What this task involves → Return each line of the listing that contains the string "平衡常数K值越大".

(Collected data)
* * *
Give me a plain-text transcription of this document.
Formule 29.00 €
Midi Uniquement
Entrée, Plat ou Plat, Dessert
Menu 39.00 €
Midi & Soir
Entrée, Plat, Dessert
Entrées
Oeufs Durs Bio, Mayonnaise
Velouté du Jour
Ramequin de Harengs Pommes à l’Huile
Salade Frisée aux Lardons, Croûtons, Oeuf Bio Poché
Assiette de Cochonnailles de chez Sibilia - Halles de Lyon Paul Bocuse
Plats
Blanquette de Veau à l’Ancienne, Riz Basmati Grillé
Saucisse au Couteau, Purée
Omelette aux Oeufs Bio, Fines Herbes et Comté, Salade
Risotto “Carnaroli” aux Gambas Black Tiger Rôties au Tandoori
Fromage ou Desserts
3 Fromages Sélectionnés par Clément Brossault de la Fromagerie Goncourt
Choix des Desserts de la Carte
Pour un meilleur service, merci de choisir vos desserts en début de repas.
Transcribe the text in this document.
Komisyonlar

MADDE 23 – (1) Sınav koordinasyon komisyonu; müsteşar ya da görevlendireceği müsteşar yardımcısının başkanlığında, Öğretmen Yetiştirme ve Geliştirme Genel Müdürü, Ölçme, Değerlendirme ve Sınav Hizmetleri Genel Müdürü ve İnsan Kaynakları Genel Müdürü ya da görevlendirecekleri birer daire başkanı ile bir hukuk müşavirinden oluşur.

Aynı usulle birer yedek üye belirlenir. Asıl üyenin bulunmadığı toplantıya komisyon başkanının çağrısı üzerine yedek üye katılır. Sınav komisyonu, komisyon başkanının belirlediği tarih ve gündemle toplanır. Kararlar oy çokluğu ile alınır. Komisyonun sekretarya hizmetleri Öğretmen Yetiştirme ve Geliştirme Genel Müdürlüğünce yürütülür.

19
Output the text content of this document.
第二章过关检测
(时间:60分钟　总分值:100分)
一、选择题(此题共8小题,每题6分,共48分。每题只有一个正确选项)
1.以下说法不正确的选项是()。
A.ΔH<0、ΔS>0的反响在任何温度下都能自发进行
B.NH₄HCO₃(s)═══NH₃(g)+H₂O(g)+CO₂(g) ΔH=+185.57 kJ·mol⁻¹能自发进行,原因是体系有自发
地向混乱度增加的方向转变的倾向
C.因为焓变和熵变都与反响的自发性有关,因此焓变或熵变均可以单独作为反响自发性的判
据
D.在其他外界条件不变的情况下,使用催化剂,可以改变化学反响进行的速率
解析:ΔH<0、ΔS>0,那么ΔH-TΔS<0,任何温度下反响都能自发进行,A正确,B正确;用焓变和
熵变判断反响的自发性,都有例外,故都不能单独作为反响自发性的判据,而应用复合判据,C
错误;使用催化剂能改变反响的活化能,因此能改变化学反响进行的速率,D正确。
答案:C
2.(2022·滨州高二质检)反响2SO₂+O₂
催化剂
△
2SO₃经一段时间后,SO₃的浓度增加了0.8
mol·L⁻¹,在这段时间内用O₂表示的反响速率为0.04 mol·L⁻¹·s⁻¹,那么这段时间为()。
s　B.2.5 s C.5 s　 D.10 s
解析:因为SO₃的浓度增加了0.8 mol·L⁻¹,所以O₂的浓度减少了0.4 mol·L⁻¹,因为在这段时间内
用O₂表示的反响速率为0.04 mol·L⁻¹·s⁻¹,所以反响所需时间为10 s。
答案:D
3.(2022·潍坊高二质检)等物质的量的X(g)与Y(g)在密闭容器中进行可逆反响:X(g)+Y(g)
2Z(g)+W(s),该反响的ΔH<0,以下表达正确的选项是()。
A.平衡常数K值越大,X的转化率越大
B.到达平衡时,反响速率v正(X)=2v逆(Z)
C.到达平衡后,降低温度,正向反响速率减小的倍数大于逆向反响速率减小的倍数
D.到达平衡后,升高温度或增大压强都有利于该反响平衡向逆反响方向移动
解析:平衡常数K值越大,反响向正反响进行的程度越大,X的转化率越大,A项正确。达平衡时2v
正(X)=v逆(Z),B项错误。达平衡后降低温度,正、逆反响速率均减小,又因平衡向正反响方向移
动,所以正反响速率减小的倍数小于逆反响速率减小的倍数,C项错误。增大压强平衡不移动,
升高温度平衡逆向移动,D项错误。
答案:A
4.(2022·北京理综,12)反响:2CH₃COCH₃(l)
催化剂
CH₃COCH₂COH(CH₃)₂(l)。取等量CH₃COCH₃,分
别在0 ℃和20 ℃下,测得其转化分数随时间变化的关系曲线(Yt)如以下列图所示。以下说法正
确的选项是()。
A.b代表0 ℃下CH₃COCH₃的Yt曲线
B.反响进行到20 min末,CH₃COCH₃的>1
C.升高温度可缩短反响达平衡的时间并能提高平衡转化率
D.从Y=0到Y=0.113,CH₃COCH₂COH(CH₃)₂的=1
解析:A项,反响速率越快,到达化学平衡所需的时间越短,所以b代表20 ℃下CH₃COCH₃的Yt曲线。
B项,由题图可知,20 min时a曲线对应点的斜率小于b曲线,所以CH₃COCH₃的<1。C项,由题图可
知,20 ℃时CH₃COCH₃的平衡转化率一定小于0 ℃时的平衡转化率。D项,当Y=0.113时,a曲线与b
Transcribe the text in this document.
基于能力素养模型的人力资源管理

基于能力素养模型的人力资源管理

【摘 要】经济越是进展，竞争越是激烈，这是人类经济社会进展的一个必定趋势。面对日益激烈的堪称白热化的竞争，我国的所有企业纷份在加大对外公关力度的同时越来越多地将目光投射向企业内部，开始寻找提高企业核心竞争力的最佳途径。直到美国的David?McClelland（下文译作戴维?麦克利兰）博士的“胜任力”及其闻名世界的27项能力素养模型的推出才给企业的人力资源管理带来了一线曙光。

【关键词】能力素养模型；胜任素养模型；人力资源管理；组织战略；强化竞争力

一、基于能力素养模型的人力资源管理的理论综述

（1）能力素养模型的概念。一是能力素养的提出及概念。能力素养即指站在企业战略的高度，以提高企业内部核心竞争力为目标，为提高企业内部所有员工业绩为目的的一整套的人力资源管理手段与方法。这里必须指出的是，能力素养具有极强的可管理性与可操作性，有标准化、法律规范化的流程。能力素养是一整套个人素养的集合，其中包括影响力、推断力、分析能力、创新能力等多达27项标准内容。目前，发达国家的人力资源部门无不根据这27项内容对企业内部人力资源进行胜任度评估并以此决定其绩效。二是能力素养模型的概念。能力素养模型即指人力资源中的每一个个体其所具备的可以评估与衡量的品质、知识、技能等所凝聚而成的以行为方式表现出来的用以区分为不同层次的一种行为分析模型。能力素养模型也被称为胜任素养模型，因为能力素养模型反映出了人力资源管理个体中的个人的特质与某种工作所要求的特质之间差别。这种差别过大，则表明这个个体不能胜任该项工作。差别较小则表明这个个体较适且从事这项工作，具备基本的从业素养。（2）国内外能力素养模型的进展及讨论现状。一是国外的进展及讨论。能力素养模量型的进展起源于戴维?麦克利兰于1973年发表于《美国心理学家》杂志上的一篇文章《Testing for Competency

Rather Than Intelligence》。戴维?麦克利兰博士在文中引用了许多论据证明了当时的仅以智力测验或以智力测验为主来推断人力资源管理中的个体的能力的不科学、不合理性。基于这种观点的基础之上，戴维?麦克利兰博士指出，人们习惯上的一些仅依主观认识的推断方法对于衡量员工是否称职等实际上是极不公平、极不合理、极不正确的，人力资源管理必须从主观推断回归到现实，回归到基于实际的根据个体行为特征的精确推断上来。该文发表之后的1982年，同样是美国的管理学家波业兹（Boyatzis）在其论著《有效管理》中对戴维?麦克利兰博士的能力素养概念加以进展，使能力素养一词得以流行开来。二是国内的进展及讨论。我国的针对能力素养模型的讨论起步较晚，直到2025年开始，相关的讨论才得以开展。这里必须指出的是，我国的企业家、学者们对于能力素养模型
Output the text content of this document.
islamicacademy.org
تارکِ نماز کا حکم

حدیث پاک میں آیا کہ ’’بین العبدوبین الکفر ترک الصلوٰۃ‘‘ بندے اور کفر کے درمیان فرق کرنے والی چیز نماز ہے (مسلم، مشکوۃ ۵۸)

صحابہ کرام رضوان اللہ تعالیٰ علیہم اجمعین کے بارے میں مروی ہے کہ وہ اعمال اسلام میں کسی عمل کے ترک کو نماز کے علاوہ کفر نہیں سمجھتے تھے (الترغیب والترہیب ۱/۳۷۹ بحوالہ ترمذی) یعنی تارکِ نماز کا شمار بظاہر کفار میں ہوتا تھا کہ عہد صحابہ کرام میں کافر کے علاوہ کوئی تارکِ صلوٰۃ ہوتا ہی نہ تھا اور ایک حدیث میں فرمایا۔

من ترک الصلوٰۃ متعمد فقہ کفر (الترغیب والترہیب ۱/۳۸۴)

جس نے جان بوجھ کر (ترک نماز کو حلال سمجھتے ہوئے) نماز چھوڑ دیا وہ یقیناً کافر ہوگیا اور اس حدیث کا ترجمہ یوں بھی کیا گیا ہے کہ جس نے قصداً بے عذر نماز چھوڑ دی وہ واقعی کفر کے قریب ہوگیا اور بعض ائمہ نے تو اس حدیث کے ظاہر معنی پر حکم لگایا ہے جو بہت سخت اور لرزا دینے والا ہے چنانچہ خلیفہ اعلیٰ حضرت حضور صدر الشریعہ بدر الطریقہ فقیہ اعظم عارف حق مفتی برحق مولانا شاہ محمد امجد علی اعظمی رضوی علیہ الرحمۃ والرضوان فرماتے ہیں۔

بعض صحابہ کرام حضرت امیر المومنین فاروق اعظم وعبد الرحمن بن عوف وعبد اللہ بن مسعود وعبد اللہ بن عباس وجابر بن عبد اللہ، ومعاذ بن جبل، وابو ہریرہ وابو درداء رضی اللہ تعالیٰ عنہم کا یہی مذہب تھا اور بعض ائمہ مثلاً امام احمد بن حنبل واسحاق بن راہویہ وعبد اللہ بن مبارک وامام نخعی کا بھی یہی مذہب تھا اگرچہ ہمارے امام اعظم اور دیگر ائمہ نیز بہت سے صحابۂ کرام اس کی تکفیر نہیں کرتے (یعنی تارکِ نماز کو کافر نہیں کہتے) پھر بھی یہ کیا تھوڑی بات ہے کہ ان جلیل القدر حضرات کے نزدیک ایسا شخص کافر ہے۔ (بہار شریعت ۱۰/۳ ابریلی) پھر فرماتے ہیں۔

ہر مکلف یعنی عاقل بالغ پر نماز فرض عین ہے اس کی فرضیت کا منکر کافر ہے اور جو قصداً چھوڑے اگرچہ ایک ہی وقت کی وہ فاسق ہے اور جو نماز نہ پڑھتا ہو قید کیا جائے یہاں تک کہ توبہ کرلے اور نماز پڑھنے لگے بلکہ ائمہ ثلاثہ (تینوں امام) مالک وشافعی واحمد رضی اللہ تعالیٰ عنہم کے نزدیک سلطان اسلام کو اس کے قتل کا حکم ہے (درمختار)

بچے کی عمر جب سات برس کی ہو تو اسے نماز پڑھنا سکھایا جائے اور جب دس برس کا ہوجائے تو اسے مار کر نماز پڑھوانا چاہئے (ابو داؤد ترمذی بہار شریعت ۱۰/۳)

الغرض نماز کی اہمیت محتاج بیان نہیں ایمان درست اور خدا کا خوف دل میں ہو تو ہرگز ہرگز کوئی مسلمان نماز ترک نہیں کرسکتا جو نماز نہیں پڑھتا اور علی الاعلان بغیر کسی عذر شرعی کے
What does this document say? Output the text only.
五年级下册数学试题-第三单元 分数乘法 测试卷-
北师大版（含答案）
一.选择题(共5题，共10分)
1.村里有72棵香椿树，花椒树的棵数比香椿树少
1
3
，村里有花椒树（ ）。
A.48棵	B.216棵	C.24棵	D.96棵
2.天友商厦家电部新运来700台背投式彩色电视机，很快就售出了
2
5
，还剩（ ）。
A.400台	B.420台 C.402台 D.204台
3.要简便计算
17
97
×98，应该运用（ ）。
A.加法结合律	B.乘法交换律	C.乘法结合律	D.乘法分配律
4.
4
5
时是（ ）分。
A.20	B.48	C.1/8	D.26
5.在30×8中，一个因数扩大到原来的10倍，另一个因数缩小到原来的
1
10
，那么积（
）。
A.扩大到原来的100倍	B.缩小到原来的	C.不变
* * *
Result of this exercise →
A.平衡常数K值越大,X的转化率越大
解析:平衡常数K值越大,反响向正反响进行的程度越大,X的转化率越大,A项正确。达平衡时2v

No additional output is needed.